All of the records below must be output exactly, with no pictures carried over.

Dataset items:
-- start --

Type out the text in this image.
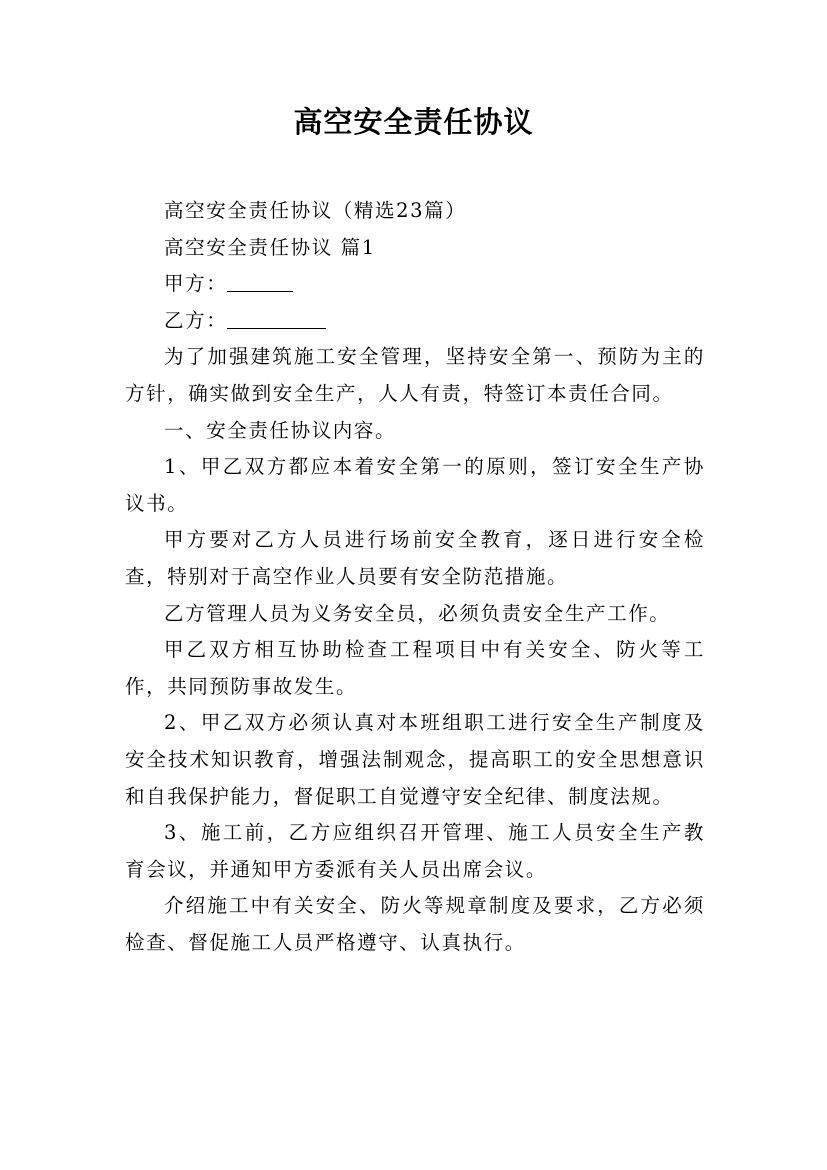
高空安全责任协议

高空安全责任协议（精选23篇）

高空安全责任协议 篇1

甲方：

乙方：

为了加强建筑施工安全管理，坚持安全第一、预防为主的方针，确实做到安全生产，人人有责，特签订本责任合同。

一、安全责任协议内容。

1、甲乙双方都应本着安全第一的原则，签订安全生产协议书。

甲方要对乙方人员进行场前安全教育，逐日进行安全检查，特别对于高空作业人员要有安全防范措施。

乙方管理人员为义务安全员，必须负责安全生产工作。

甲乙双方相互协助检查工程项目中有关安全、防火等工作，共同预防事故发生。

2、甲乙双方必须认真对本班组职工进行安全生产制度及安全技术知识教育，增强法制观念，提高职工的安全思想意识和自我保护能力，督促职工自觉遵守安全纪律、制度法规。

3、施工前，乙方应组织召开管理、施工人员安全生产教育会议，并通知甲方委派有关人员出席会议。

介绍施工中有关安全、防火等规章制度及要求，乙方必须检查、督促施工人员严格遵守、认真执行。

-- end --

#### [SOLVED EXERCISE]
Type out the text in this image.
高空安全责任协议

高空安全责任协议（精选23篇）

高空安全责任协议 篇1

甲方：

乙方：

为了加强建筑施工安全管理，坚持安全第一、预防为主的方针，确实做到安全生产，人人有责，特签订本责任合同。

一、安全责任协议内容。

1、甲乙双方都应本着安全第一的原则，签订安全生产协议书。

甲方要对乙方人员进行场前安全教育，逐日进行安全检查，特别对于高空作业人员要有安全防范措施。

乙方管理人员为义务安全员，必须负责安全生产工作。

甲乙双方相互协助检查工程项目中有关安全、防火等工作，共同预防事故发生。

2、甲乙双方必须认真对本班组职工进行安全生产制度及安全技术知识教育，增强法制观念，提高职工的安全思想意识和自我保护能力，督促职工自觉遵守安全纪律、制度法规。

3、施工前，乙方应组织召开管理、施工人员安全生产教育会议，并通知甲方委派有关人员出席会议。

介绍施工中有关安全、防火等规章制度及要求，乙方必须检查、督促施工人员严格遵守、认真执行。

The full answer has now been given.